◆ TO BE DONE:
Pull out from the material below all lines with "blízku".

============================================================

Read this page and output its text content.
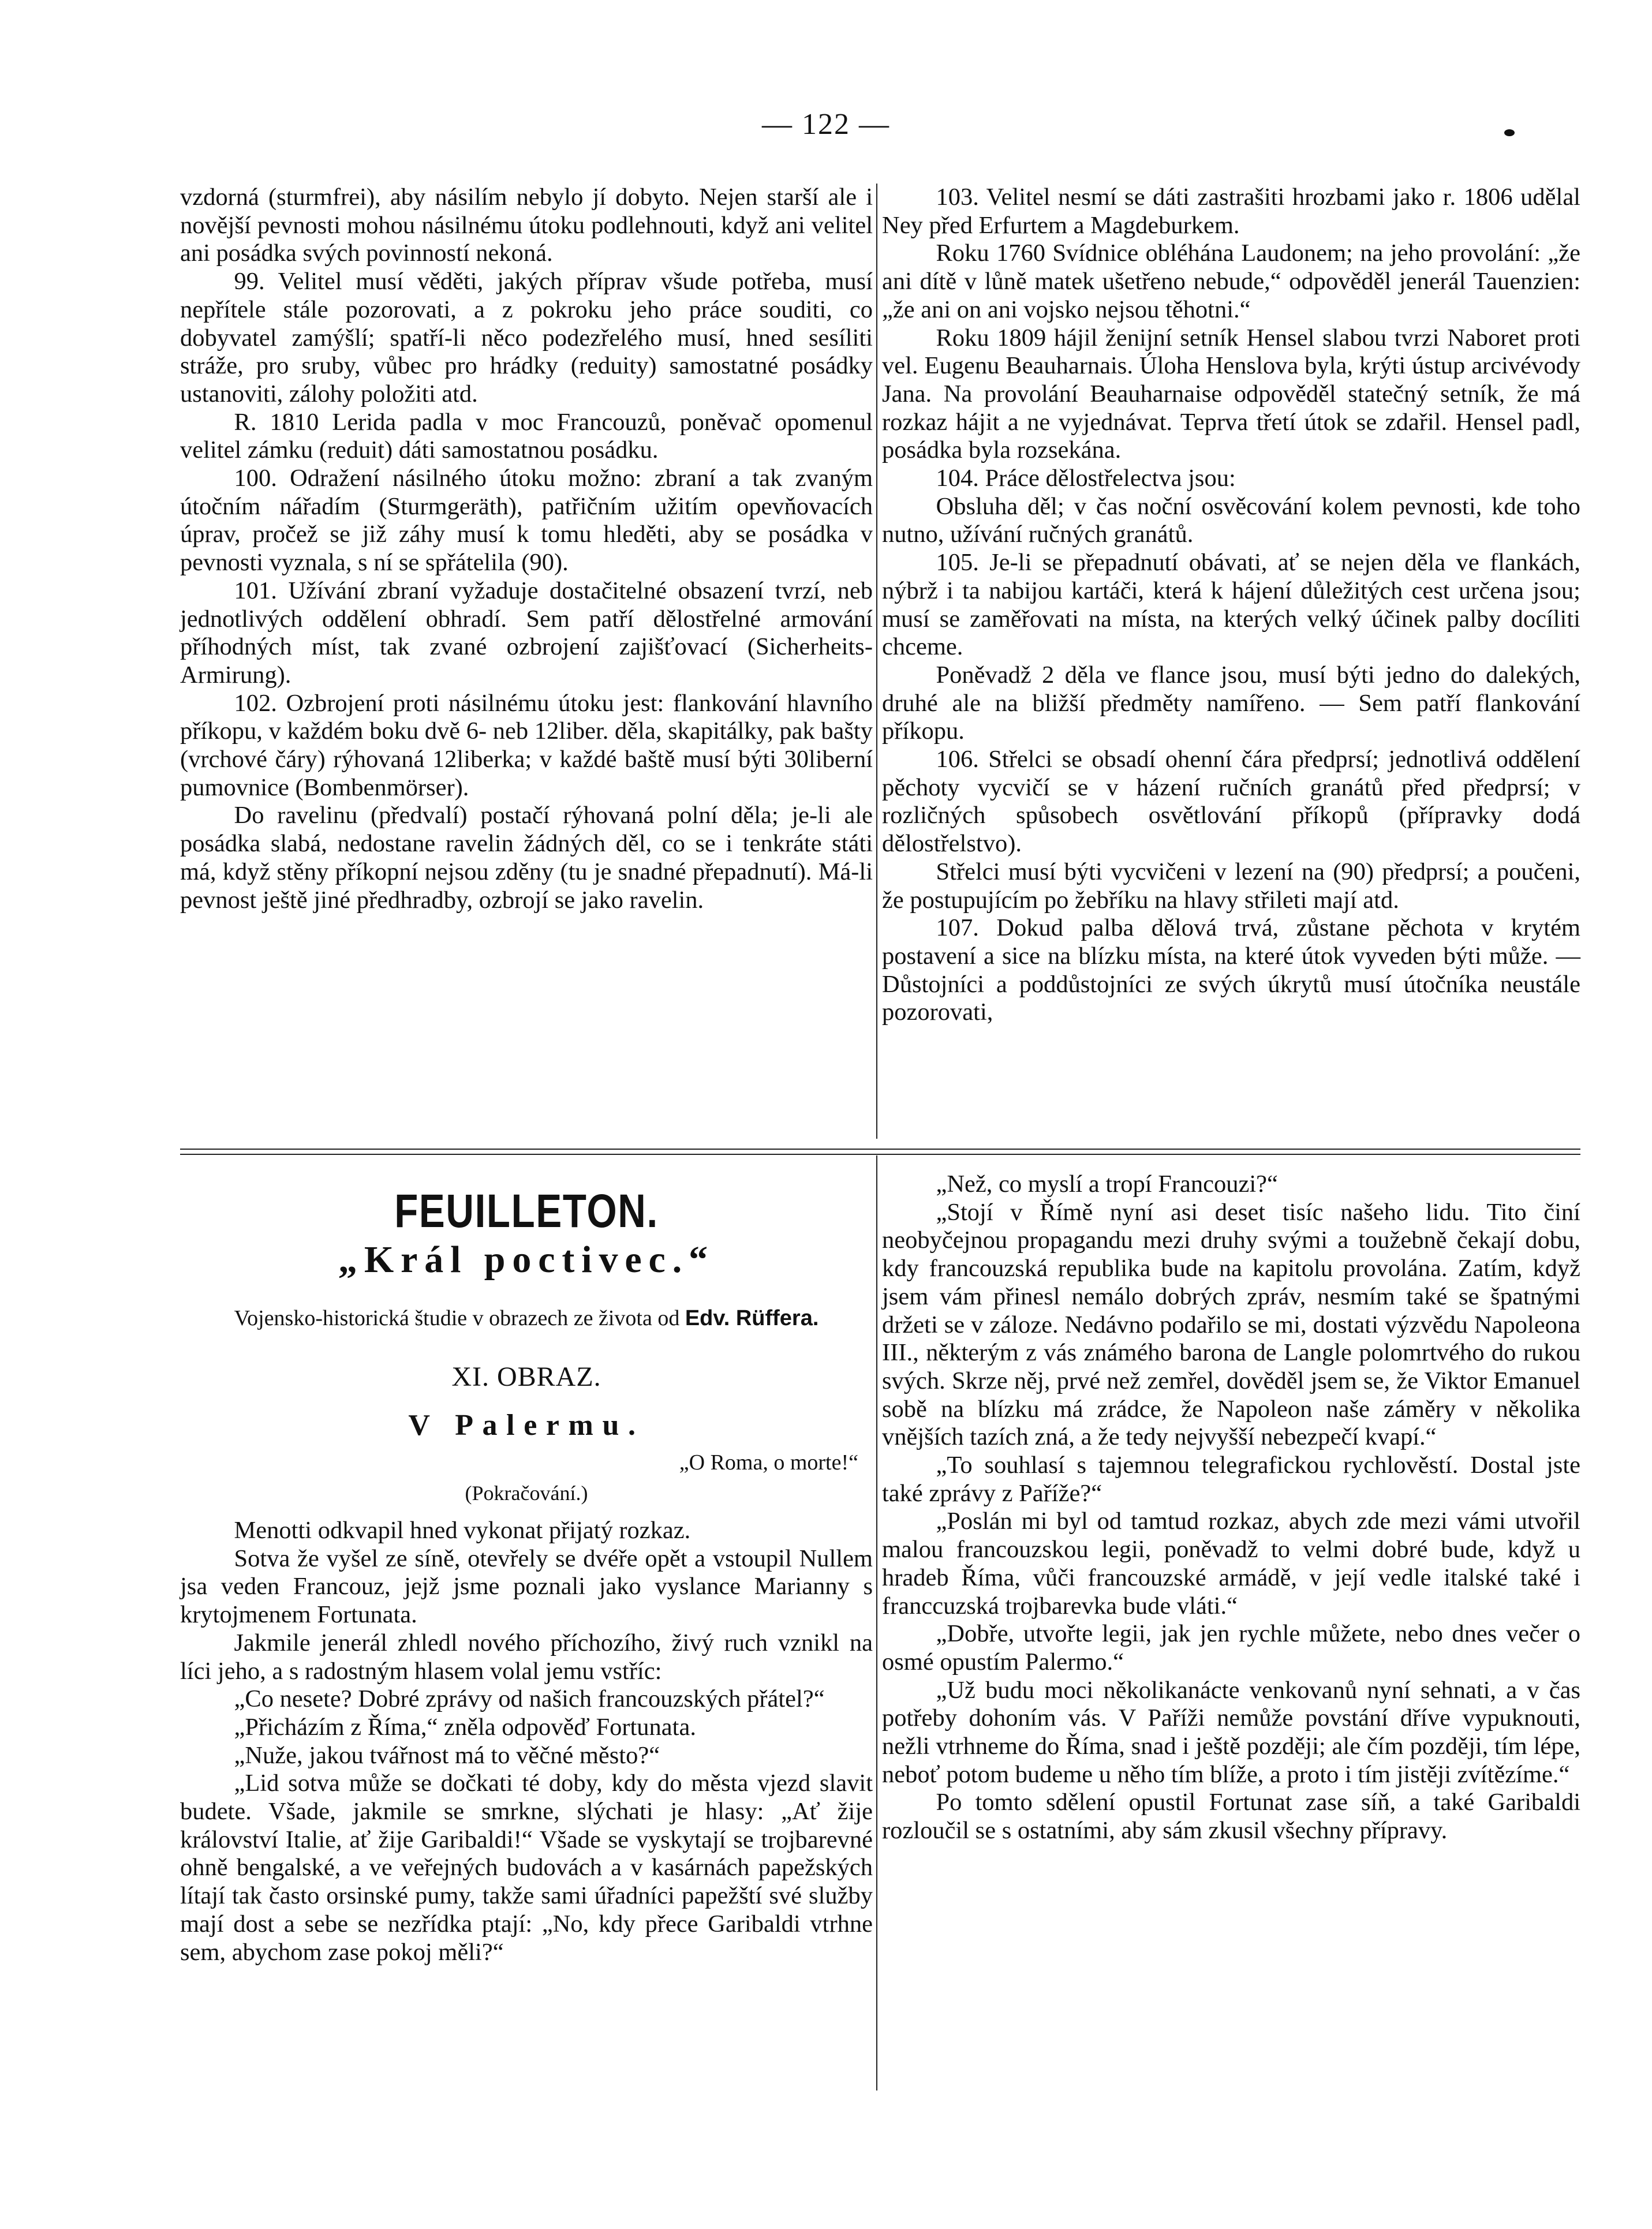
— 122 —

vzdorná (sturmfrei), aby násilím nebylo jí dobyto. Nejen starší ale i novější pevnosti mohou násilnému útoku podlehnouti, když ani velitel ani posádka svých povinností nekoná.

99. Velitel musí věděti, jakých příprav všude potřeba, musí nepřítele stále pozorovati, a z pokroku jeho práce souditi, co dobyvatel zamýšlí; spatří-li něco podezřelého musí, hned sesíliti stráže, pro sruby, vůbec pro hrádky (reduity) samostatné posádky ustanoviti, zálohy položiti atd.

R. 1810 Lerida padla v moc Francouzů, poněvač opomenul velitel zámku (reduit) dáti samostatnou posádku.

100. Odražení násilného útoku možno: zbraní a tak zvaným útočním nářadím (Sturmgeräth), patřičním užitím opevňovacích úprav, pročež se již záhy musí k tomu hleděti, aby se posádka v pevnosti vyznala, s ní se spřátelila (90).

101. Užívání zbraní vyžaduje dostačitelné obsazení tvrzí, neb jednotlivých oddělení obhradí. Sem patří dělostřelné armování příhodných míst, tak zvané ozbrojení zajišťovací (Sicherheits-Armirung).

102. Ozbrojení proti násilnému útoku jest: flankování hlavního příkopu, v každém boku dvě 6- neb 12liber. děla, skapitálky, pak bašty (vrchové čáry) rýhovaná 12liberka; v každé baště musí býti 30liberní pumovnice (Bombenmörser).

Do ravelinu (předvalí) postačí rýhovaná polní děla; je-li ale posádka slabá, nedostane ravelin žádných děl, co se i tenkráte státi má, když stěny příkopní nejsou zděny (tu je snadné přepadnutí). Má-li pevnost ještě jiné předhradby, ozbrojí se jako ravelin.

103. Velitel nesmí se dáti zastrašiti hrozbami jako r. 1806 udělal Ney před Erfurtem a Magdeburkem.

Roku 1760 Svídnice obléhána Laudonem; na jeho provolání: „že ani dítě v lůně matek ušetřeno nebude,“ odpověděl jenerál Tauenzien: „že ani on ani vojsko nejsou těhotni.“

Roku 1809 hájil ženijní setník Hensel slabou tvrzi Naboret proti vel. Eugenu Beauharnais. Úloha Henslova byla, krýti ústup arcivévody Jana. Na provolání Beauharnaise odpověděl statečný setník, že má rozkaz hájit a ne vyjednávat. Teprva třetí útok se zdařil. Hensel padl, posádka byla rozsekána.

104. Práce dělostřelectva jsou:

Obsluha děl; v čas noční osvěcování kolem pevnosti, kde toho nutno, užívání ručných granátů.

105. Je-li se přepadnutí obávati, ať se nejen děla ve flankách, nýbrž i ta nabijou kartáči, která k hájení důležitých cest určena jsou; musí se zaměřovati na místa, na kterých velký účinek palby docíliti chceme.

Poněvadž 2 děla ve flance jsou, musí býti jedno do dalekých, druhé ale na bližší předměty namířeno. — Sem patří flankování příkopu.

106. Střelci se obsadí ohenní čára předprsí; jednotlivá oddělení pěchoty vycvičí se v házení ručních granátů před předprsí; v rozličných spůsobech osvětlování příkopů (přípravky dodá dělostřelstvo).

Střelci musí býti vycvičeni v lezení na (90) předprsí; a poučeni, že postupujícím po žebříku na hlavy střileti mají atd.

107. Dokud palba dělová trvá, zůstane pěchota v krytém postavení a sice na blízku místa, na které útok vyveden býti může. — Důstojníci a poddůstojníci ze svých úkrytů musí útočníka neustále pozorovati,

FEUILLETON.
„Král poctivec.“
Vojensko-historická študie v obrazech ze života od Edv. Rüffera.
XI. OBRAZ.
V Palermu.
„O Roma, o morte!“
(Pokračování.)

Menotti odkvapil hned vykonat přijatý rozkaz.

Sotva že vyšel ze síně, otevřely se dvéře opět a vstoupil Nullem jsa veden Francouz, jejž jsme poznali jako vyslance Marianny s krytojmenem Fortunata.

Jakmile jenerál zhledl nového příchozího, živý ruch vznikl na líci jeho, a s radostným hlasem volal jemu vstříc:

„Co nesete? Dobré zprávy od našich francouzských přátel?“

„Přicházím z Říma,“ zněla odpověď Fortunata.

„Nuže, jakou tvářnost má to věčné město?“

„Lid sotva může se dočkati té doby, kdy do města vjezd slavit budete. Všade, jakmile se smrkne, slýchati je hlasy: „Ať žije království Italie, ať žije Garibaldi!“ Všade se vyskytají se trojbarevné ohně bengalské, a ve veřejných budovách a v kasárnách papežských lítají tak často orsinské pumy, takže sami úřadníci papežští své služby mají dost a sebe se nezřídka ptají: „No, kdy přece Garibaldi vtrhne sem, abychom zase pokoj měli?“

„Než, co myslí a tropí Francouzi?“

„Stojí v Římě nyní asi deset tisíc našeho lidu. Tito činí neobyčejnou propagandu mezi druhy svými a toužebně čekají dobu, kdy francouzská republika bude na kapitolu provolána. Zatím, když jsem vám přinesl nemálo dobrých zpráv, nesmím také se špatnými držeti se v záloze. Nedávno podařilo se mi, dostati výzvědu Napoleona III., některým z vás známého barona de Langle polomrtvého do rukou svých. Skrze něj, prvé než zemřel, dověděl jsem se, že Viktor Emanuel sobě na blízku má zrádce, že Napoleon naše záměry v několika vnějších tazích zná, a že tedy nejvyšší nebezpečí kvapí.“

„To souhlasí s tajemnou telegrafickou rychlověstí. Dostal jste také zprávy z Paříže?“

„Poslán mi byl od tamtud rozkaz, abych zde mezi vámi utvořil malou francouzskou legii, poněvadž to velmi dobré bude, když u hradeb Říma, vůči francouzské armádě, v její vedle italské také i franccuzská trojbarevka bude vláti.“

„Dobře, utvořte legii, jak jen rychle můžete, nebo dnes večer o osmé opustím Palermo.“

„Už budu moci několikanácte venkovanů nyní sehnati, a v čas potřeby dohoním vás. V Paříži nemůže povstání dříve vypuknouti, nežli vtrhneme do Říma, snad i ještě později; ale čím později, tím lépe, neboť potom budeme u něho tím blíže, a proto i tím jistěji zvítězíme.“

Po tomto sdělení opustil Fortunat zase síň, a také Garibaldi rozloučil se s ostatními, aby sám zkusil všechny přípravy.
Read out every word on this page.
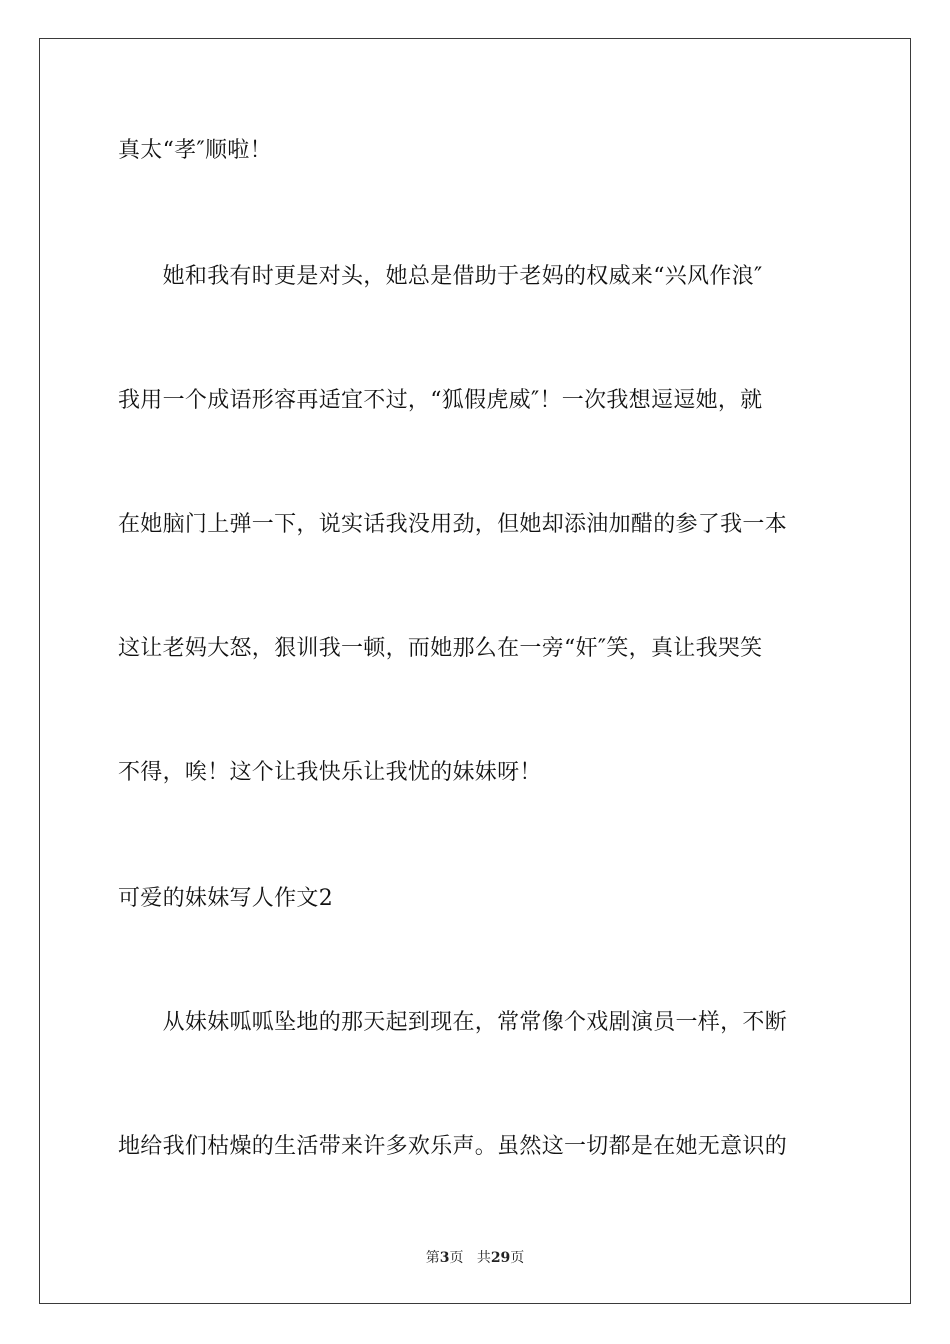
真太“孝″顺啦！
　　她和我有时更是对头，她总是借助于老妈的权威来“兴风作浪″
我用一个成语形容再适宜不过，“狐假虎威″！一次我想逗逗她，就
在她脑门上弹一下，说实话我没用劲，但她却添油加醋的参了我一本
这让老妈大怒，狠训我一顿，而她那么在一旁“奸″笑，真让我哭笑
不得，唉！这个让我快乐让我忧的妹妹呀！
可爱的妹妹写人作文2
　　从妹妹呱呱坠地的那天起到现在，常常像个戏剧演员一样，不断
地给我们枯燥的生活带来许多欢乐声。虽然这一切都是在她无意识的
第3页 共29页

============================================================

◆ ANSWER TO THE TASK:
107. Dokud palba dělová trvá, zůstane pěchota v krytém postavení a sice na blízku místa, na které útok vyveden býti může. — Důstojníci a poddůstojníci ze svých úkrytů musí útočníka neustále pozorovati,
„Stojí v Římě nyní asi deset tisíc našeho lidu. Tito činí neobyčejnou propagandu mezi druhy svými a toužebně čekají dobu, kdy francouzská republika bude na kapitolu provolána. Zatím, když jsem vám přinesl nemálo dobrých zpráv, nesmím také se špatnými držeti se v záloze. Nedávno podařilo se mi, dostati výzvědu Napoleona III., některým z vás známého barona de Langle polomrtvého do rukou svých. Skrze něj, prvé než zemřel, dověděl jsem se, že Viktor Emanuel sobě na blízku má zrádce, že Napoleon naše záměry v několika vnějších tazích zná, a že tedy nejvyšší nebezpečí kvapí.“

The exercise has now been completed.